_WRITTEN EXERCISE:_ Using the data below, repeat all of it precisely.

_PROVIDED RECORDS:_
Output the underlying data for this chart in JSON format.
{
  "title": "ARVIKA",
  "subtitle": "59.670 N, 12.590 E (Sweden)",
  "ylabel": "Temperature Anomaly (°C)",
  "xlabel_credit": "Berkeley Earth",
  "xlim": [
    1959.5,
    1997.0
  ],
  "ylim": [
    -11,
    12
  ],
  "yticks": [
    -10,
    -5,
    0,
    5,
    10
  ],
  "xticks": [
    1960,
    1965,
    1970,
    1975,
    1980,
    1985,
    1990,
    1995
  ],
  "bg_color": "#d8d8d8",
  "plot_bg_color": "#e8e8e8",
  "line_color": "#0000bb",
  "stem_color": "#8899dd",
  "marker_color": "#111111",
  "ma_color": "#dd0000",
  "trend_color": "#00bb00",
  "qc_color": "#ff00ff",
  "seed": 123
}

_REPLY TO THE EXERCISE:_
Output the underlying data for this chart in JSON format.
{
  "title": "ARVIKA",
  "subtitle": "59.670 N, 12.590 E (Sweden)",
  "ylabel": "Temperature Anomaly (°C)",
  "xlabel_credit": "Berkeley Earth",
  "xlim": [
    1959.5,
    1997.0
  ],
  "ylim": [
    -11,
    12
  ],
  "yticks": [
    -10,
    -5,
    0,
    5,
    10
  ],
  "xticks": [
    1960,
    1965,
    1970,
    1975,
    1980,
    1985,
    1990,
    1995
  ],
  "bg_color": "#d8d8d8",
  "plot_bg_color": "#e8e8e8",
  "line_color": "#0000bb",
  "stem_color": "#8899dd",
  "marker_color": "#111111",
  "ma_color": "#dd0000",
  "trend_color": "#00bb00",
  "qc_color": "#ff00ff",
  "seed": 123
}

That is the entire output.